▶ _Written exercise_
Show only lines that include "buah".

▶ _Materials provided_
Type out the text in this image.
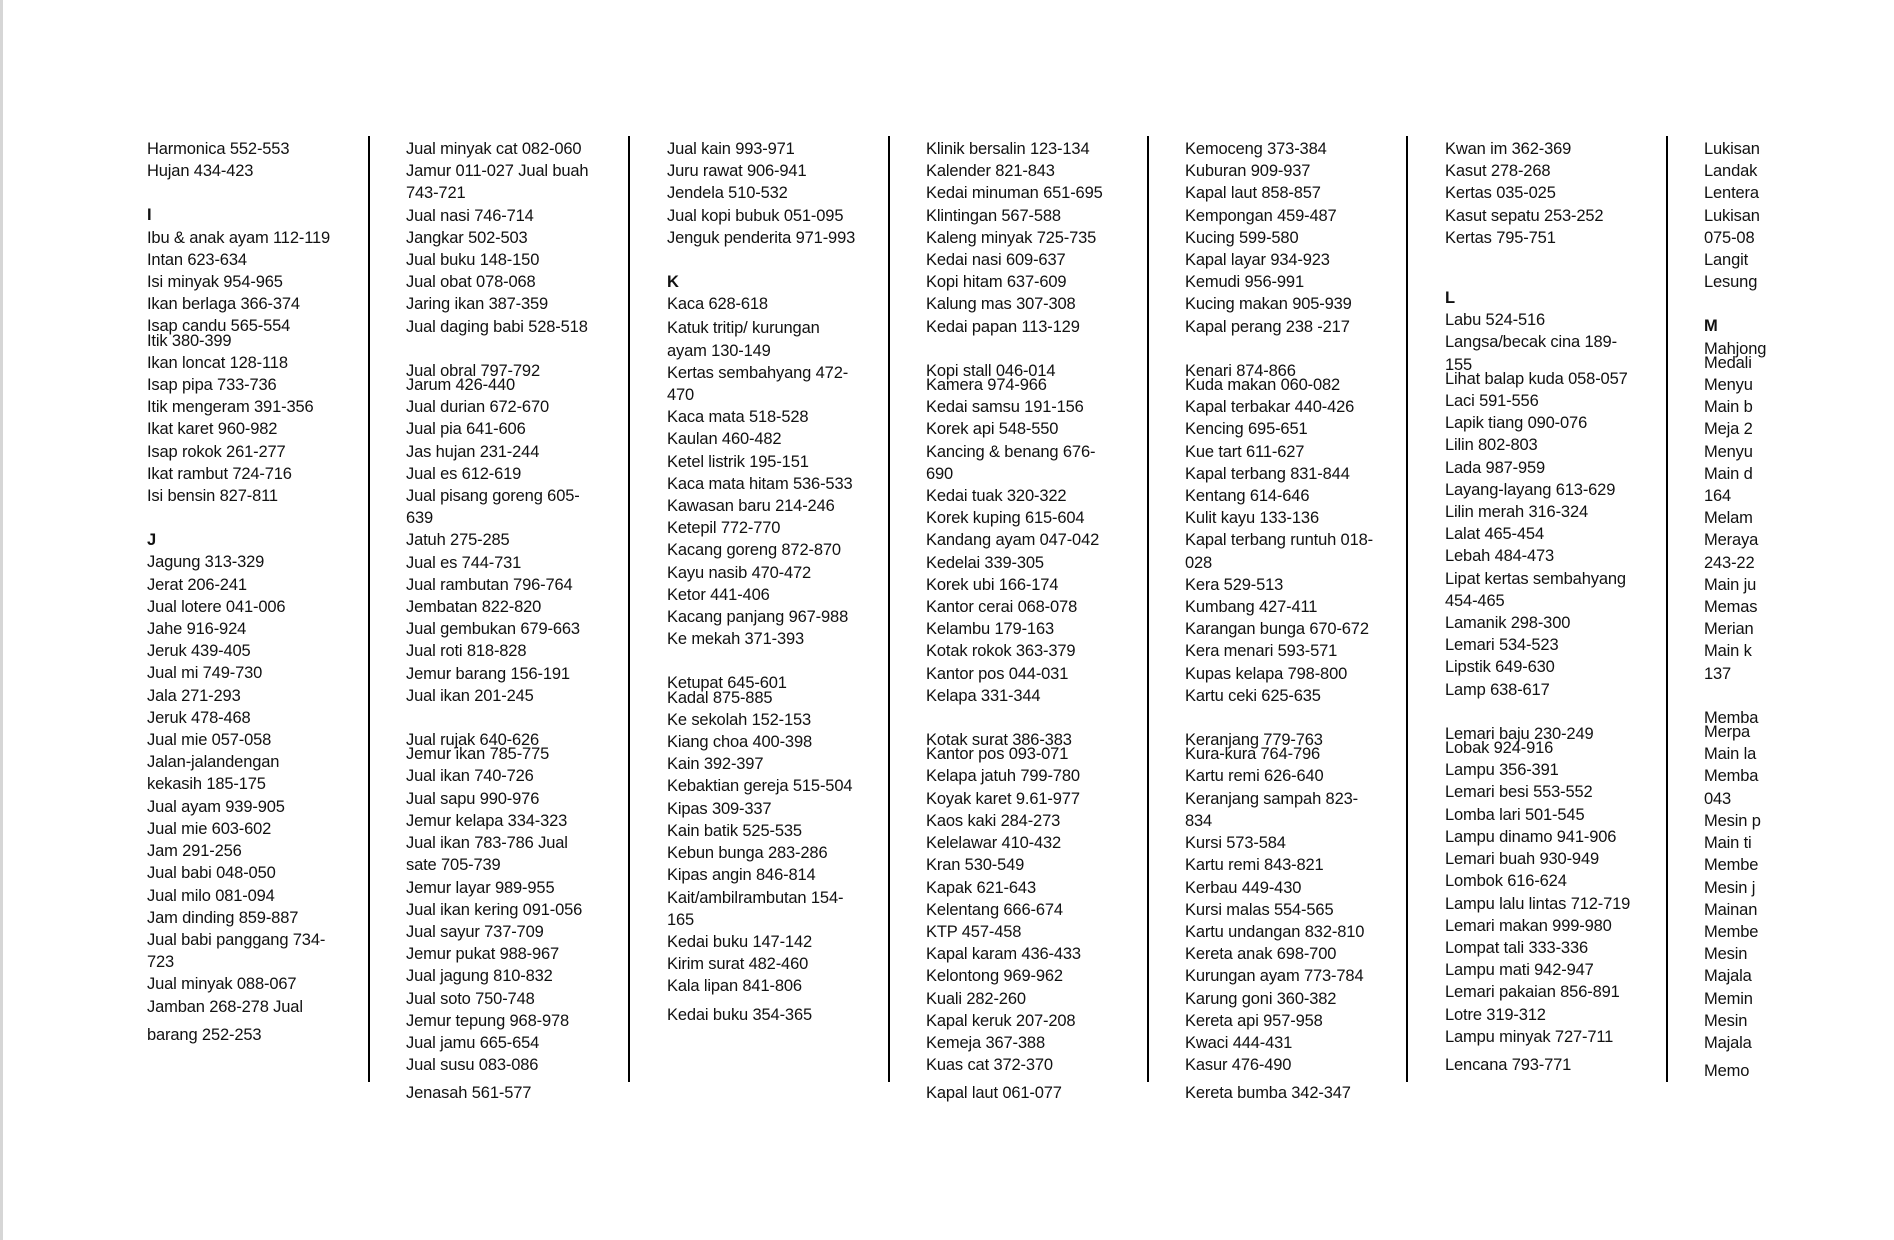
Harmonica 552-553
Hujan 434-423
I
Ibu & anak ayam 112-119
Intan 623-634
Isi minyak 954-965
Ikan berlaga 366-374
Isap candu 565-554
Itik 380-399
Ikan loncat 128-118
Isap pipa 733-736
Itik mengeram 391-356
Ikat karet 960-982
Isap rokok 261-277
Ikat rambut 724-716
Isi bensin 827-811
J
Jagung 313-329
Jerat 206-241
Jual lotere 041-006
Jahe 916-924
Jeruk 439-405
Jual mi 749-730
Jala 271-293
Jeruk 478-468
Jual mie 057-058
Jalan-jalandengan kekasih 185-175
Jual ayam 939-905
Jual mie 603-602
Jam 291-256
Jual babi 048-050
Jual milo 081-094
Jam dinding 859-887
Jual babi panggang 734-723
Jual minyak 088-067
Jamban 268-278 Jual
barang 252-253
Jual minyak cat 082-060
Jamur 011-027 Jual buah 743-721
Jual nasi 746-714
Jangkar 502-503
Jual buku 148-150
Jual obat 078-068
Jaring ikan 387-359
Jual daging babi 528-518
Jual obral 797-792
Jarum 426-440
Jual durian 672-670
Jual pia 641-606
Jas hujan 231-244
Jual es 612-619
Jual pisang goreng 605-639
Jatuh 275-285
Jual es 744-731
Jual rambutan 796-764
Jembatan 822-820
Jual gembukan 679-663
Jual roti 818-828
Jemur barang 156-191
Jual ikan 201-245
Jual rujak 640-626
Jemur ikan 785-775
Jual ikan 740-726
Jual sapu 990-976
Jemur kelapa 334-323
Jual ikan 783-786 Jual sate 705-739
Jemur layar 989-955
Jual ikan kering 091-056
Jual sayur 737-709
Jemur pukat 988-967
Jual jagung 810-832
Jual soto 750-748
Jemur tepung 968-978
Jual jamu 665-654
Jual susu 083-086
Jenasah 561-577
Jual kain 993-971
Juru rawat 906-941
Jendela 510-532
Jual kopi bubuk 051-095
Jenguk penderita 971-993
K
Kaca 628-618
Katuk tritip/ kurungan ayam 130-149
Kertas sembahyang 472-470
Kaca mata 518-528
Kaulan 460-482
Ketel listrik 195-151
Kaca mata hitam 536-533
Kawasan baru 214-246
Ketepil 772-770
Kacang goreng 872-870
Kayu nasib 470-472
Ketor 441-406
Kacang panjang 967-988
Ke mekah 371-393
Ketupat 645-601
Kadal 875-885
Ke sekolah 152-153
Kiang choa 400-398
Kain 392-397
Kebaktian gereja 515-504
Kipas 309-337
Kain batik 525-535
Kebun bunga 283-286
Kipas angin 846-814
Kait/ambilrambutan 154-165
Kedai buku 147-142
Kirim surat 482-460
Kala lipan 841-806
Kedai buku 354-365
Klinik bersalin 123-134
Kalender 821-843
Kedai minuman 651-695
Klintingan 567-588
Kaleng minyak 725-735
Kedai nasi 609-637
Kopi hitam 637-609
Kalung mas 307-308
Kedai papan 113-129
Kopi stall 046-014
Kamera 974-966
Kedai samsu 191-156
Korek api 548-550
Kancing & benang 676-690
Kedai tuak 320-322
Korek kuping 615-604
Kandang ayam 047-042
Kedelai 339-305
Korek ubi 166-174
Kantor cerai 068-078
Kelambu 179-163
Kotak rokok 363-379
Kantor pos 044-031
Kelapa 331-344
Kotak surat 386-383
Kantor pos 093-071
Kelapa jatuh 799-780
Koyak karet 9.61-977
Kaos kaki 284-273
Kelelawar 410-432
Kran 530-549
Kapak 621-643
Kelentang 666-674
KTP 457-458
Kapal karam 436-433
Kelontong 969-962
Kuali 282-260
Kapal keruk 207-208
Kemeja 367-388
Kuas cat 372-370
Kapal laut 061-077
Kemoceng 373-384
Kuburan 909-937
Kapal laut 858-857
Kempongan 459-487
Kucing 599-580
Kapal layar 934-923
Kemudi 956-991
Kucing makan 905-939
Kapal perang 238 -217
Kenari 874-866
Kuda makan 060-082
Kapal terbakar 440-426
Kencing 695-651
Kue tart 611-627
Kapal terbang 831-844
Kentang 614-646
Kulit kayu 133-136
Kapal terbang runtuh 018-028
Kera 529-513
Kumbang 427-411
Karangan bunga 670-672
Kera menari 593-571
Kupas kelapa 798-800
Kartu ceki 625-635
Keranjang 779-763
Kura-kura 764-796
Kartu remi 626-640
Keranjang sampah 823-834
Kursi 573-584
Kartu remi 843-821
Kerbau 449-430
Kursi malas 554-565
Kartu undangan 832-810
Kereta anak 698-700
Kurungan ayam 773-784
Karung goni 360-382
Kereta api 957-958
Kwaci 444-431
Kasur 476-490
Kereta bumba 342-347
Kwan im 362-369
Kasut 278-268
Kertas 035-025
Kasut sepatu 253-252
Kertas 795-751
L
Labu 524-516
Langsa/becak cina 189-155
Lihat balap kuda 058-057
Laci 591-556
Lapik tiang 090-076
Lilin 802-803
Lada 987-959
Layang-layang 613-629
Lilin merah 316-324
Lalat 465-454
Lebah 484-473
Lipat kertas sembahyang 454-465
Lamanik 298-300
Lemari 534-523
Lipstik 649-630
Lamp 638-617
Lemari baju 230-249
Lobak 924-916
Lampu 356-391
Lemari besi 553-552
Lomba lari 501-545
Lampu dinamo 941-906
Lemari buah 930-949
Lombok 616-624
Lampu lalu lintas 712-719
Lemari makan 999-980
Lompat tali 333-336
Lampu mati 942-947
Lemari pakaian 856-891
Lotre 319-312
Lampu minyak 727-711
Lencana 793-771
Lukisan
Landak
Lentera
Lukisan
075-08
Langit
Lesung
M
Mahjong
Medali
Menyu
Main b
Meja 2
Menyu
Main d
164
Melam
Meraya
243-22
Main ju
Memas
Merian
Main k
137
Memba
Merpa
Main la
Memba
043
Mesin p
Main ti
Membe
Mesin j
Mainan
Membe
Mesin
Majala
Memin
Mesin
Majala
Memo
* * *
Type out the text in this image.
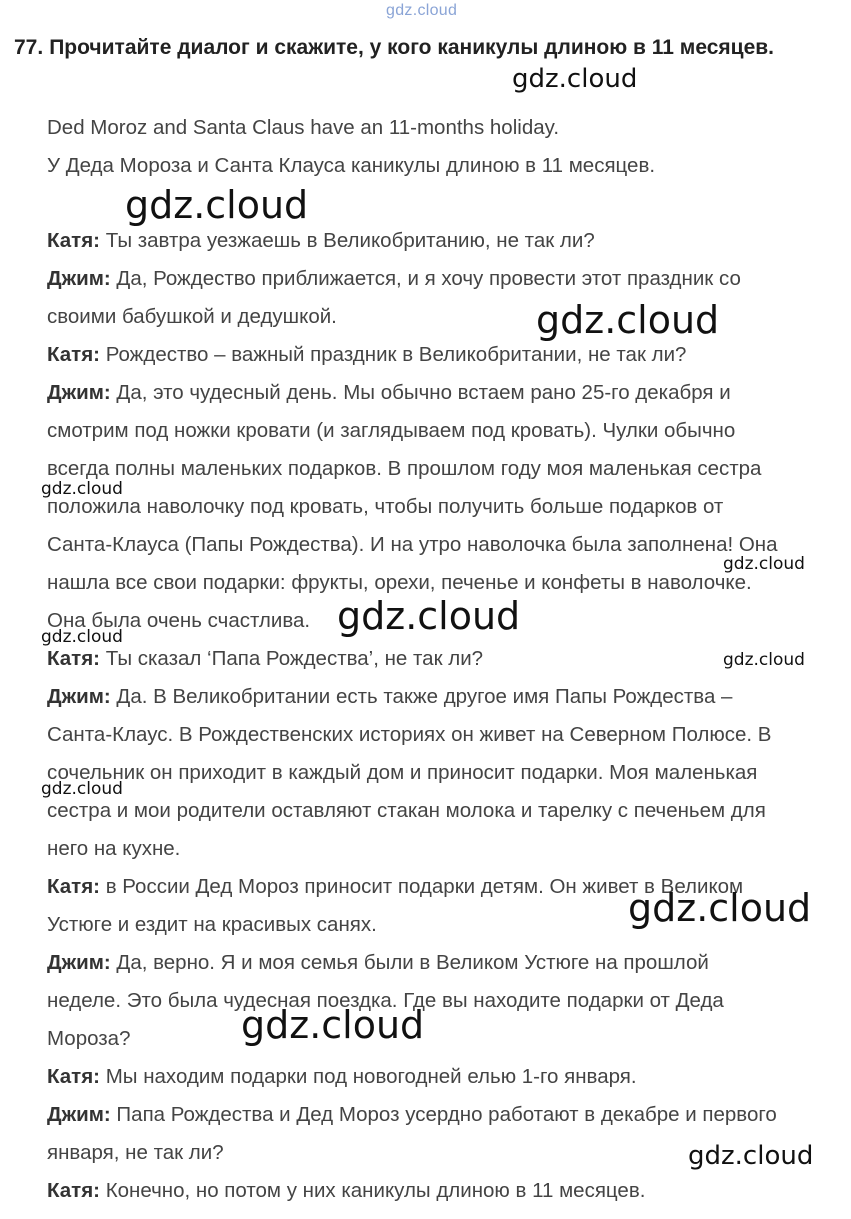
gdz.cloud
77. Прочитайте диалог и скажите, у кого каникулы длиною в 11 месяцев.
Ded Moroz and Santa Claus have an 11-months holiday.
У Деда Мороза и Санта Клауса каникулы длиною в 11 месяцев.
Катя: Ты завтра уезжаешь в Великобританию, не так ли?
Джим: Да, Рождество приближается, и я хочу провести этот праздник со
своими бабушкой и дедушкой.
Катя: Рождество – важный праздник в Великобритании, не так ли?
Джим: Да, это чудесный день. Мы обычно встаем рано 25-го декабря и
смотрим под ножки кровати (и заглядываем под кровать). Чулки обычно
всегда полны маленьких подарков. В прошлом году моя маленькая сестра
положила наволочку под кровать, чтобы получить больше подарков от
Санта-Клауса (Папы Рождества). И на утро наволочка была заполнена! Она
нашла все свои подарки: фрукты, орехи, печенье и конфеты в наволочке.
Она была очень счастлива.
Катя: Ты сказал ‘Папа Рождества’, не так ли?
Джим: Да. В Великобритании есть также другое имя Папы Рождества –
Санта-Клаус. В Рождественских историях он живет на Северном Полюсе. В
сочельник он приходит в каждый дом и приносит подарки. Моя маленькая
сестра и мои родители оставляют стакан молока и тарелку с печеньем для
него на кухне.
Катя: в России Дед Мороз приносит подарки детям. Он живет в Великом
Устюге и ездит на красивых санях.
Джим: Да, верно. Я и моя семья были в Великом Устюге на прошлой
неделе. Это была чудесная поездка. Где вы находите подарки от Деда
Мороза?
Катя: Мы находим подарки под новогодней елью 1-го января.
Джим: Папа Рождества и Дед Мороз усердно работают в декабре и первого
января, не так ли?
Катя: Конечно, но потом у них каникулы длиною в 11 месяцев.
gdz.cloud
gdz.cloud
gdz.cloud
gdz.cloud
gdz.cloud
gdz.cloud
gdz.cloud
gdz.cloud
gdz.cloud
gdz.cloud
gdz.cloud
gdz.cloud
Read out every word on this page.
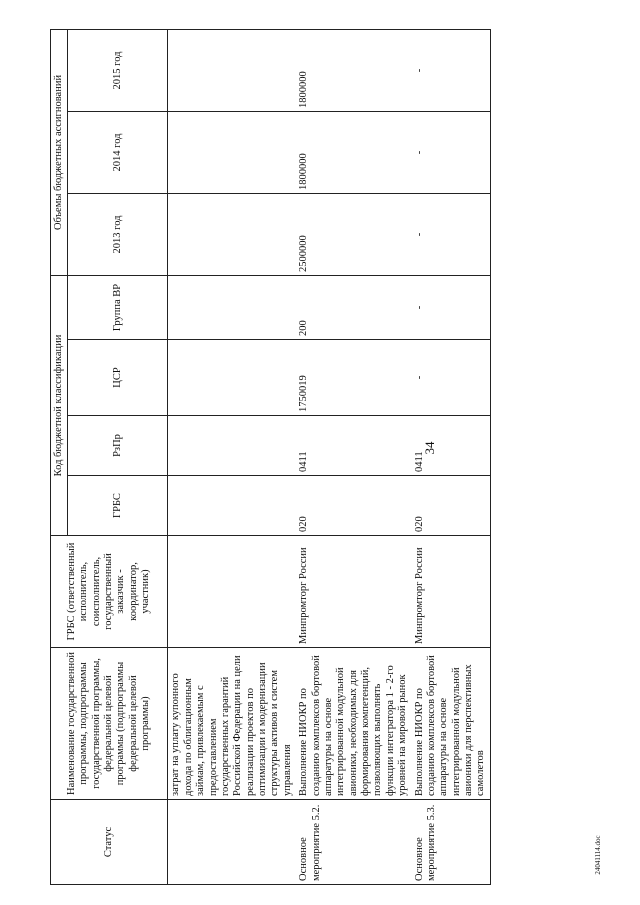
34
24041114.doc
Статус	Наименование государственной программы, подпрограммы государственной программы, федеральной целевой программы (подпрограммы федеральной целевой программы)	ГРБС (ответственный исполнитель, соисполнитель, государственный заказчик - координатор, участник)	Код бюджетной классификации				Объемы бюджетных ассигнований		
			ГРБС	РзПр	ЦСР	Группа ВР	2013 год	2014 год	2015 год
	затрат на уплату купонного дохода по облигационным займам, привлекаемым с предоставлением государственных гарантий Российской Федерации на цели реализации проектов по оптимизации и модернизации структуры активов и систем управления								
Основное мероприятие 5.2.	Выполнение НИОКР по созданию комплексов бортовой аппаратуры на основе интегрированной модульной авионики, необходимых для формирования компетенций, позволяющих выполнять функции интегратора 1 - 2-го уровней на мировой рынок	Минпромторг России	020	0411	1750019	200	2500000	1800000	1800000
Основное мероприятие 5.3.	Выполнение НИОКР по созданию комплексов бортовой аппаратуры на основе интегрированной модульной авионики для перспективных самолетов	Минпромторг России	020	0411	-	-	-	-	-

▶ _Solved exercise_
Jamur 011-027 Jual buah 743-721
Lemari buah 930-949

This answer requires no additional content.